**GIVEN TASK:**
Please transcribe the data that follows without the pictures, keeping every word the same.

---- THE DATA

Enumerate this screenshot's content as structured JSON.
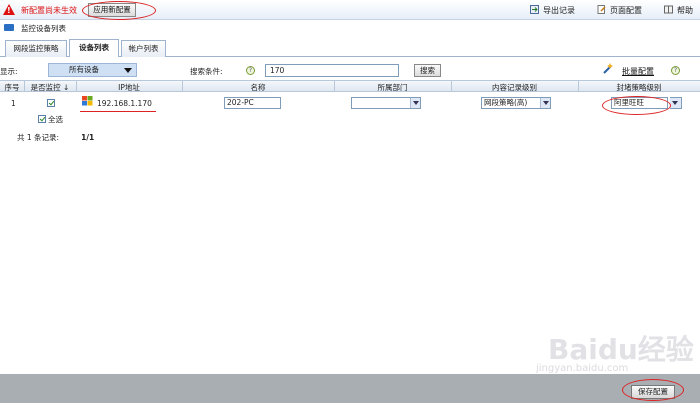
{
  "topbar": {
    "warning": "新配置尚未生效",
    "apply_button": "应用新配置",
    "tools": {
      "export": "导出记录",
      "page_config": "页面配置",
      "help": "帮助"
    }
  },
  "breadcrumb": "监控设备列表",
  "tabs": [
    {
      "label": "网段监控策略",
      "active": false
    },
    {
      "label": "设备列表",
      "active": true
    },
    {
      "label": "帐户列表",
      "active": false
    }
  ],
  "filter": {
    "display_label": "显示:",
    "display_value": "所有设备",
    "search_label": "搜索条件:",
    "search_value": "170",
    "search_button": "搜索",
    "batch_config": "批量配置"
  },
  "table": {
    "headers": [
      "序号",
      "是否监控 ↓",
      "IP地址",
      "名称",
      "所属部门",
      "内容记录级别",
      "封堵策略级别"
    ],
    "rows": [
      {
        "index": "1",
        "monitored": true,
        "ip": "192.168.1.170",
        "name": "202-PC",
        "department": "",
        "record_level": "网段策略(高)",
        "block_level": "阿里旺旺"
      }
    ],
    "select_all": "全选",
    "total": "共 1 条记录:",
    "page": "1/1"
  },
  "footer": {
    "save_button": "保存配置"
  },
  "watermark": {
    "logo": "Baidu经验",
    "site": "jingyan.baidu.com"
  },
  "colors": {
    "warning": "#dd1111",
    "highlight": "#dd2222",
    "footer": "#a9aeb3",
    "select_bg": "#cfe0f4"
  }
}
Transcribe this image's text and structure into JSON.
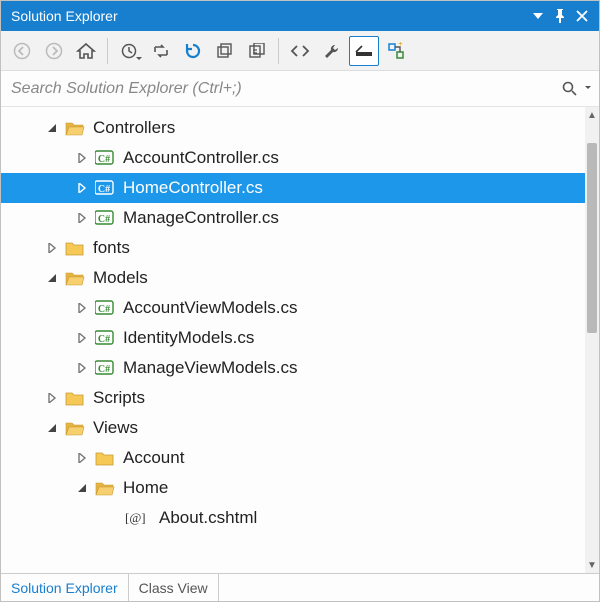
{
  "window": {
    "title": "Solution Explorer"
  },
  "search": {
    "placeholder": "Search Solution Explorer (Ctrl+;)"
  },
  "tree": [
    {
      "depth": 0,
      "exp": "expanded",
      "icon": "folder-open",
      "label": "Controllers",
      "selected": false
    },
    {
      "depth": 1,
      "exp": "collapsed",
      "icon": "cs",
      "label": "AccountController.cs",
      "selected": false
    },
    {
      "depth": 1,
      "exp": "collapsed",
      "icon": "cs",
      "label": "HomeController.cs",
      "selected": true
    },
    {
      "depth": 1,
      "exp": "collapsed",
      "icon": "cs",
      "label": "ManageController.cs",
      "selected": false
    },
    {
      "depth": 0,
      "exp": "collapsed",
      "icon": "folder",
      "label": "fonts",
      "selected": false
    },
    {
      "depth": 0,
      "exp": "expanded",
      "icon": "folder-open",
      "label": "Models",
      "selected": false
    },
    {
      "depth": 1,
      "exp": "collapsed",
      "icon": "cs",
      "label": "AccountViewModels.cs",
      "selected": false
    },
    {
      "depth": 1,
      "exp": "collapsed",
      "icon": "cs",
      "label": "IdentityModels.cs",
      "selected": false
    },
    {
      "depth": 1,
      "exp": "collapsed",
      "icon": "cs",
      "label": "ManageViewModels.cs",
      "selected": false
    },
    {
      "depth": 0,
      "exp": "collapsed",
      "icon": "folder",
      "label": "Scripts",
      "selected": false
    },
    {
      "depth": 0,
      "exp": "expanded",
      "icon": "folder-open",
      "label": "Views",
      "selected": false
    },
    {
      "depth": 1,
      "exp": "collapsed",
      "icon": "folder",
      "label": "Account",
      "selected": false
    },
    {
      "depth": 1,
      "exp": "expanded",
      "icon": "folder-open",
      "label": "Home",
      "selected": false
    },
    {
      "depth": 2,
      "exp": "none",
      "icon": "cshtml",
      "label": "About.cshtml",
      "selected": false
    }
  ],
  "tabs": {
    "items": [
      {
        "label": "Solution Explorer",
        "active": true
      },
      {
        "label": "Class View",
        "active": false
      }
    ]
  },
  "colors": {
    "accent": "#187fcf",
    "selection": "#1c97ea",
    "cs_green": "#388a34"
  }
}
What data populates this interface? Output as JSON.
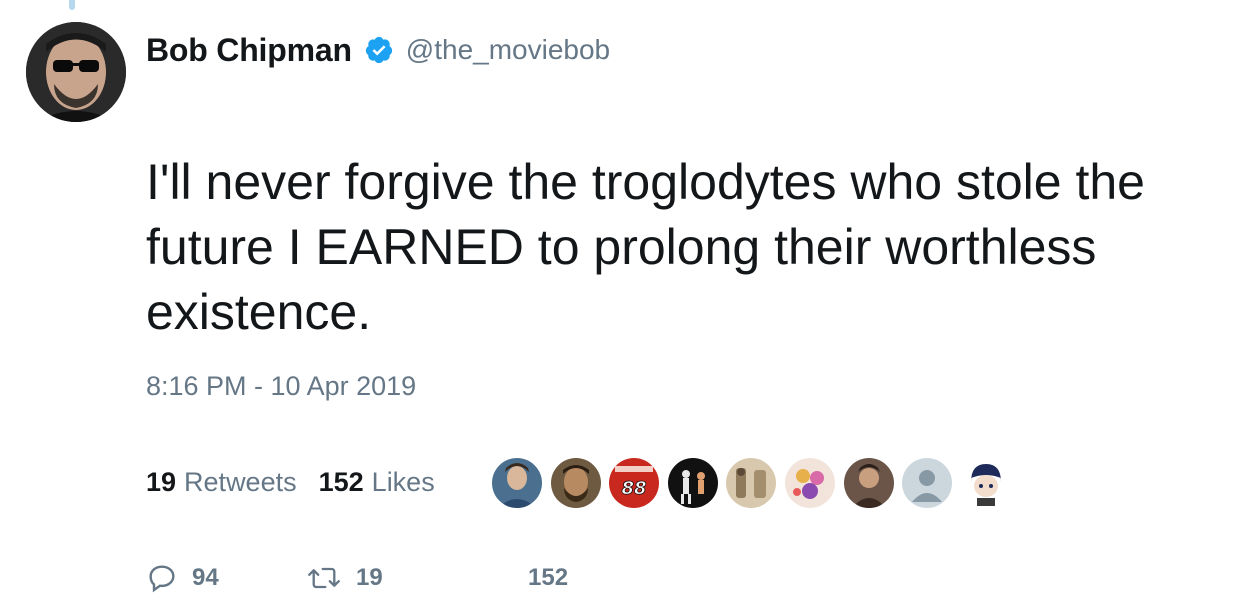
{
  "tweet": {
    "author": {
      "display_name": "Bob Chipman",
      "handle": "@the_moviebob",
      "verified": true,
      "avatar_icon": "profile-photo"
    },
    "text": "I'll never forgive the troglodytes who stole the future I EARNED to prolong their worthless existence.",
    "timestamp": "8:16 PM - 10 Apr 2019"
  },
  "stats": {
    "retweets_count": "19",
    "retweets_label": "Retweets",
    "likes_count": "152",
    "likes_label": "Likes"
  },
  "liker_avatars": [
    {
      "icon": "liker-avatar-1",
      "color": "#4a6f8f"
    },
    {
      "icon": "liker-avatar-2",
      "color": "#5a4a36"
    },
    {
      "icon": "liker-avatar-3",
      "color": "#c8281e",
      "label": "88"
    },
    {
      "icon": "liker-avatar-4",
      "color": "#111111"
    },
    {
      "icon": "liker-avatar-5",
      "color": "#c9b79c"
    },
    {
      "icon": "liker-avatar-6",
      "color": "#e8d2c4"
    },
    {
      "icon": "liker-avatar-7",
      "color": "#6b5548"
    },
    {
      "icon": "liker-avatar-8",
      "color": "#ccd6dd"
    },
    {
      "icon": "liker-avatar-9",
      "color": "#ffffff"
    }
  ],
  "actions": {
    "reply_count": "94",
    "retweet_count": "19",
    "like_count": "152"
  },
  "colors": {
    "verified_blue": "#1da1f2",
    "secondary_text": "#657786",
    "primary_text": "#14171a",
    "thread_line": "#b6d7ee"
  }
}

--------

**WRITTEN ANSWER:**
Enumerate this screenshot's content as structured JSON.
{
  "topbar": {
    "warning": "新配置尚未生效",
    "apply_button": "应用新配置",
    "tools": {
      "export": "导出记录",
      "page_config": "页面配置",
      "help": "帮助"
    }
  },
  "breadcrumb": "监控设备列表",
  "tabs": [
    {
      "label": "网段监控策略",
      "active": false
    },
    {
      "label": "设备列表",
      "active": true
    },
    {
      "label": "帐户列表",
      "active": false
    }
  ],
  "filter": {
    "display_label": "显示:",
    "display_value": "所有设备",
    "search_label": "搜索条件:",
    "search_value": "170",
    "search_button": "搜索",
    "batch_config": "批量配置"
  },
  "table": {
    "headers": [
      "序号",
      "是否监控 ↓",
      "IP地址",
      "名称",
      "所属部门",
      "内容记录级别",
      "封堵策略级别"
    ],
    "rows": [
      {
        "index": "1",
        "monitored": true,
        "ip": "192.168.1.170",
        "name": "202-PC",
        "department": "",
        "record_level": "网段策略(高)",
        "block_level": "阿里旺旺"
      }
    ],
    "select_all": "全选",
    "total": "共 1 条记录:",
    "page": "1/1"
  },
  "footer": {
    "save_button": "保存配置"
  },
  "watermark": {
    "logo": "Baidu经验",
    "site": "jingyan.baidu.com"
  },
  "colors": {
    "warning": "#dd1111",
    "highlight": "#dd2222",
    "footer": "#a9aeb3",
    "select_bg": "#cfe0f4"
  }
}
Transcribe this image's text and structure into JSON.
{
  "window": {
    "title": "Solution Explorer"
  },
  "search": {
    "placeholder": "Search Solution Explorer (Ctrl+;)"
  },
  "tree": [
    {
      "depth": 0,
      "exp": "expanded",
      "icon": "folder-open",
      "label": "Controllers",
      "selected": false
    },
    {
      "depth": 1,
      "exp": "collapsed",
      "icon": "cs",
      "label": "AccountController.cs",
      "selected": false
    },
    {
      "depth": 1,
      "exp": "collapsed",
      "icon": "cs",
      "label": "HomeController.cs",
      "selected": true
    },
    {
      "depth": 1,
      "exp": "collapsed",
      "icon": "cs",
      "label": "ManageController.cs",
      "selected": false
    },
    {
      "depth": 0,
      "exp": "collapsed",
      "icon": "folder",
      "label": "fonts",
      "selected": false
    },
    {
      "depth": 0,
      "exp": "expanded",
      "icon": "folder-open",
      "label": "Models",
      "selected": false
    },
    {
      "depth": 1,
      "exp": "collapsed",
      "icon": "cs",
      "label": "AccountViewModels.cs",
      "selected": false
    },
    {
      "depth": 1,
      "exp": "collapsed",
      "icon": "cs",
      "label": "IdentityModels.cs",
      "selected": false
    },
    {
      "depth": 1,
      "exp": "collapsed",
      "icon": "cs",
      "label": "ManageViewModels.cs",
      "selected": false
    },
    {
      "depth": 0,
      "exp": "collapsed",
      "icon": "folder",
      "label": "Scripts",
      "selected": false
    },
    {
      "depth": 0,
      "exp": "expanded",
      "icon": "folder-open",
      "label": "Views",
      "selected": false
    },
    {
      "depth": 1,
      "exp": "collapsed",
      "icon": "folder",
      "label": "Account",
      "selected": false
    },
    {
      "depth": 1,
      "exp": "expanded",
      "icon": "folder-open",
      "label": "Home",
      "selected": false
    },
    {
      "depth": 2,
      "exp": "none",
      "icon": "cshtml",
      "label": "About.cshtml",
      "selected": false
    }
  ],
  "tabs": {
    "items": [
      {
        "label": "Solution Explorer",
        "active": true
      },
      {
        "label": "Class View",
        "active": false
      }
    ]
  },
  "colors": {
    "accent": "#187fcf",
    "selection": "#1c97ea",
    "cs_green": "#388a34"
  }
}
What data populates this interface? Output as JSON.
{
  "tweet": {
    "author": {
      "display_name": "Bob Chipman",
      "handle": "@the_moviebob",
      "verified": true,
      "avatar_icon": "profile-photo"
    },
    "text": "I'll never forgive the troglodytes who stole the future I EARNED to prolong their worthless existence.",
    "timestamp": "8:16 PM - 10 Apr 2019"
  },
  "stats": {
    "retweets_count": "19",
    "retweets_label": "Retweets",
    "likes_count": "152",
    "likes_label": "Likes"
  },
  "liker_avatars": [
    {
      "icon": "liker-avatar-1",
      "color": "#4a6f8f"
    },
    {
      "icon": "liker-avatar-2",
      "color": "#5a4a36"
    },
    {
      "icon": "liker-avatar-3",
      "color": "#c8281e",
      "label": "88"
    },
    {
      "icon": "liker-avatar-4",
      "color": "#111111"
    },
    {
      "icon": "liker-avatar-5",
      "color": "#c9b79c"
    },
    {
      "icon": "liker-avatar-6",
      "color": "#e8d2c4"
    },
    {
      "icon": "liker-avatar-7",
      "color": "#6b5548"
    },
    {
      "icon": "liker-avatar-8",
      "color": "#ccd6dd"
    },
    {
      "icon": "liker-avatar-9",
      "color": "#ffffff"
    }
  ],
  "actions": {
    "reply_count": "94",
    "retweet_count": "19",
    "like_count": "152"
  },
  "colors": {
    "verified_blue": "#1da1f2",
    "secondary_text": "#657786",
    "primary_text": "#14171a",
    "thread_line": "#b6d7ee"
  }
}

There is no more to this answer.